== Records from a collection ==

---+---

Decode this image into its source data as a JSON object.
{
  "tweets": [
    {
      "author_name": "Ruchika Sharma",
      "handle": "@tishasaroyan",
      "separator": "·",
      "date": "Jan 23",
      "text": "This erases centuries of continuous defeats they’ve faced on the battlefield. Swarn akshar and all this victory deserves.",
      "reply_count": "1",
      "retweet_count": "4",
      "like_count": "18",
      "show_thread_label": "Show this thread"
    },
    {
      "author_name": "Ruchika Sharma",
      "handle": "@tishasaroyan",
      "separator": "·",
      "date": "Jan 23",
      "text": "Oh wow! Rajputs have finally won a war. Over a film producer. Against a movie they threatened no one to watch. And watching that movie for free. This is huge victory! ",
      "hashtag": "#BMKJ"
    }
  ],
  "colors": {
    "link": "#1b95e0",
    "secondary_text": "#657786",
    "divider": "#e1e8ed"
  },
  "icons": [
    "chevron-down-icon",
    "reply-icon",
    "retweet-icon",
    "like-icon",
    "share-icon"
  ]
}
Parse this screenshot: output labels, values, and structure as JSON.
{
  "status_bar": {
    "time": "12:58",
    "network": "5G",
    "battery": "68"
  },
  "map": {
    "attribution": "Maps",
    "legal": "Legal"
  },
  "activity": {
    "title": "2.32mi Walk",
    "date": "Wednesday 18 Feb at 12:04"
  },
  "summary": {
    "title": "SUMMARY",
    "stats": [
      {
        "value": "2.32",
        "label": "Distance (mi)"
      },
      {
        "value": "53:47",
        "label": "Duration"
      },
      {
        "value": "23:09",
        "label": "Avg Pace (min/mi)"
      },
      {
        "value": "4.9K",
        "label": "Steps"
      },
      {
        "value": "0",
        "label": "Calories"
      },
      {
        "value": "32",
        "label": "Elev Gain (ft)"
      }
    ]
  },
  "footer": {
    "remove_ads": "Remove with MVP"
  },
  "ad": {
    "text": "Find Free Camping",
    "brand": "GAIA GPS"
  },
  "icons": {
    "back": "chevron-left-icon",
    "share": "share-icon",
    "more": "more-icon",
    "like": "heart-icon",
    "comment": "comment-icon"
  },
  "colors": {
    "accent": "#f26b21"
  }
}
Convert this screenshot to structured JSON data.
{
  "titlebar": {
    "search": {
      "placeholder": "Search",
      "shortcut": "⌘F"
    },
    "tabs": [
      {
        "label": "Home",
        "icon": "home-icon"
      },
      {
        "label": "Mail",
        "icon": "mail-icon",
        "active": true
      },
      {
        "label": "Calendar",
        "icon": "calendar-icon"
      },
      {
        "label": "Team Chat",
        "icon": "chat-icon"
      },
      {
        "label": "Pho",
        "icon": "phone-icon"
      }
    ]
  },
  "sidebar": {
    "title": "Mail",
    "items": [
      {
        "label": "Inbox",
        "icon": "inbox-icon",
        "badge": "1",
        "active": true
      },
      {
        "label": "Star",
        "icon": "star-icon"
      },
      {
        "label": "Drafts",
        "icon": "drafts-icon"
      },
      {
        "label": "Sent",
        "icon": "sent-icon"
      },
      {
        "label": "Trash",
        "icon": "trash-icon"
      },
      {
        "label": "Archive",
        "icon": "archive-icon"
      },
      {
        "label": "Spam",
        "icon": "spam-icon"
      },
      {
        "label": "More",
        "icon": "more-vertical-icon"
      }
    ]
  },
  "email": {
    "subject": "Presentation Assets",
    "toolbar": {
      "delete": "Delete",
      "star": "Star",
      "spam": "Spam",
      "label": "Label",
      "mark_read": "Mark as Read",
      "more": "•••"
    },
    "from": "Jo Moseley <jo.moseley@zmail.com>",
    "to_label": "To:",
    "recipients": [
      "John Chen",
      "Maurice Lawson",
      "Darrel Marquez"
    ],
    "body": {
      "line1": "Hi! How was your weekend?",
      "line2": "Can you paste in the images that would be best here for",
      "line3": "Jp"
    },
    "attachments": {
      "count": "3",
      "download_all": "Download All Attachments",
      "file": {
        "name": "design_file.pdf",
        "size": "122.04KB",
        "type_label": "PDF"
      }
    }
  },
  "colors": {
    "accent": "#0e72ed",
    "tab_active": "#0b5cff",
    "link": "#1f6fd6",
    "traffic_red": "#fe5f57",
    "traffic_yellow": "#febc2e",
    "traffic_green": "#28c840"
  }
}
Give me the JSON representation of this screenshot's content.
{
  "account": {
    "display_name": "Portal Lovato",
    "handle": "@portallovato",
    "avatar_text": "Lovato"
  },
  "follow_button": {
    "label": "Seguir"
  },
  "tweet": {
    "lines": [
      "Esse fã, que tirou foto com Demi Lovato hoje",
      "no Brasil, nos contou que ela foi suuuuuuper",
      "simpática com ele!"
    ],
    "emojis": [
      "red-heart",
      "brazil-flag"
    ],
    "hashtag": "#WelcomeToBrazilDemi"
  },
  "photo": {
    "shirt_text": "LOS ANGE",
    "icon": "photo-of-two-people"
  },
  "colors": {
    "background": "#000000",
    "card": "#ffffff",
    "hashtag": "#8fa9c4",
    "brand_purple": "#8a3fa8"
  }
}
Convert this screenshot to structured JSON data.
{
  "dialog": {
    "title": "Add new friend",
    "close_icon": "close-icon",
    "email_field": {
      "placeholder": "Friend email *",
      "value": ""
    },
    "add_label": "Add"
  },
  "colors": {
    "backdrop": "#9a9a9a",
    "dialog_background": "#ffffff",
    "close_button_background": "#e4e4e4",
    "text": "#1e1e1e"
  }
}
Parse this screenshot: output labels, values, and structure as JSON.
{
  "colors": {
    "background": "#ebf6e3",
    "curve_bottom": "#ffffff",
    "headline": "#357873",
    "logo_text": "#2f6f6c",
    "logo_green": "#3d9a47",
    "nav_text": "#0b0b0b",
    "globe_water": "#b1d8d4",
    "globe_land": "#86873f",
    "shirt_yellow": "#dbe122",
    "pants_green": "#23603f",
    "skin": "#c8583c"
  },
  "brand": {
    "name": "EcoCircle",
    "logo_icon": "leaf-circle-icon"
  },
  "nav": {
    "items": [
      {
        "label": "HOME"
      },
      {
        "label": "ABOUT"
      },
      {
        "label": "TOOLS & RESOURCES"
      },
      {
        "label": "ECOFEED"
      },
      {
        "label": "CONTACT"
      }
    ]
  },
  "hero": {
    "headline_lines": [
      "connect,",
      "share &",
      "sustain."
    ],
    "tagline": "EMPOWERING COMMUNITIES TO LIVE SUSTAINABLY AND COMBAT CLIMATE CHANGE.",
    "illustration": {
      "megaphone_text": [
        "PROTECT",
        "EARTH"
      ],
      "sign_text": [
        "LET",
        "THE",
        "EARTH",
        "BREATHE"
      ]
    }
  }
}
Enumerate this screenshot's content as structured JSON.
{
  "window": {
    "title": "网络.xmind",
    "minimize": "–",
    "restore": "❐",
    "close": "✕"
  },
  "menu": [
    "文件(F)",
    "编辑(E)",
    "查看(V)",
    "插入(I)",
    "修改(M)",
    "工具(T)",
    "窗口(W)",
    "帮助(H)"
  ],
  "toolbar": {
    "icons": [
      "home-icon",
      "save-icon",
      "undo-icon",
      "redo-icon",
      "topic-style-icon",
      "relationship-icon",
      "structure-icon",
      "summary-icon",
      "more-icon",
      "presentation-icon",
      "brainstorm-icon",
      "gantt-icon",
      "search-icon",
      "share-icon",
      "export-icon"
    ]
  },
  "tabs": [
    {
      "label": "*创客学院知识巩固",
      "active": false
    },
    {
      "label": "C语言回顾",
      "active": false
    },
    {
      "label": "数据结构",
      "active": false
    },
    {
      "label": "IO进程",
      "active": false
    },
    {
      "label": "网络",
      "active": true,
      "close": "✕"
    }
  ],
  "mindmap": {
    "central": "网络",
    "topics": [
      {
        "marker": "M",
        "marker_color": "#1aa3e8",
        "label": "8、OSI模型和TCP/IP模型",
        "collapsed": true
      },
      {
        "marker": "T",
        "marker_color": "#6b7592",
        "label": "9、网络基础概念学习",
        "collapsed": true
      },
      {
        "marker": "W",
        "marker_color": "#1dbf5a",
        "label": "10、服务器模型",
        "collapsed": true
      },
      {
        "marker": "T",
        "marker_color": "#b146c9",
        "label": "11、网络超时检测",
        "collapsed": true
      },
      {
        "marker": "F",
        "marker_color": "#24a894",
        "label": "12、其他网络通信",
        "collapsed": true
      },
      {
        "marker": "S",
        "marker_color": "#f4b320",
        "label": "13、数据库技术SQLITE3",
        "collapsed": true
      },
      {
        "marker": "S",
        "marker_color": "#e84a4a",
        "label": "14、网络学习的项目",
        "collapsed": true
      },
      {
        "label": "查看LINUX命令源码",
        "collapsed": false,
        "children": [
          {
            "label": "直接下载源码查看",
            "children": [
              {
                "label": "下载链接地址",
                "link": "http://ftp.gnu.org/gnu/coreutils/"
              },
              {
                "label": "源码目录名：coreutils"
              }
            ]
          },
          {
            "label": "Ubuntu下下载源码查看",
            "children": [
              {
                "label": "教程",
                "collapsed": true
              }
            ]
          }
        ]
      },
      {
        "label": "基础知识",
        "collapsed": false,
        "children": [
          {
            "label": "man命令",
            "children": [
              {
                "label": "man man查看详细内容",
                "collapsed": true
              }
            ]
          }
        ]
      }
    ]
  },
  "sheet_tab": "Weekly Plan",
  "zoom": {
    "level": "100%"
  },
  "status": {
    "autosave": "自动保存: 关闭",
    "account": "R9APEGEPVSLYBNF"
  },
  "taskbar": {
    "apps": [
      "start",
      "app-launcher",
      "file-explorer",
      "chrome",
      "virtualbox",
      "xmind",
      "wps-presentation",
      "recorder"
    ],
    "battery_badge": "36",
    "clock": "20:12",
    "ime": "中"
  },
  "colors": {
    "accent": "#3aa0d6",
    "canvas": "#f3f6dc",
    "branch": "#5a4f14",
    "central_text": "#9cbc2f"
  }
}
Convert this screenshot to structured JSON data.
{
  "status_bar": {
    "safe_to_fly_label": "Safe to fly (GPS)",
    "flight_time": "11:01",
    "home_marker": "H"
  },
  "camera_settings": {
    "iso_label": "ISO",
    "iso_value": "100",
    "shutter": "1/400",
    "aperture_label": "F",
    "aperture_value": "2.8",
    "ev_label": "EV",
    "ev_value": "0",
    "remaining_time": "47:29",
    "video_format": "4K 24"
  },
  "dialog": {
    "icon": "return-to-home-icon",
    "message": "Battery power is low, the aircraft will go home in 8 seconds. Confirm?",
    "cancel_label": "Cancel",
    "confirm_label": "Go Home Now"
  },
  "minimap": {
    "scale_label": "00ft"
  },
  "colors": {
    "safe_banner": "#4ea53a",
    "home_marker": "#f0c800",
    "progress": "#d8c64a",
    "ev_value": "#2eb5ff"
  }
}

---+---

Check each line in the records for the word "coreutils" and say how many have it, with nothing else.

2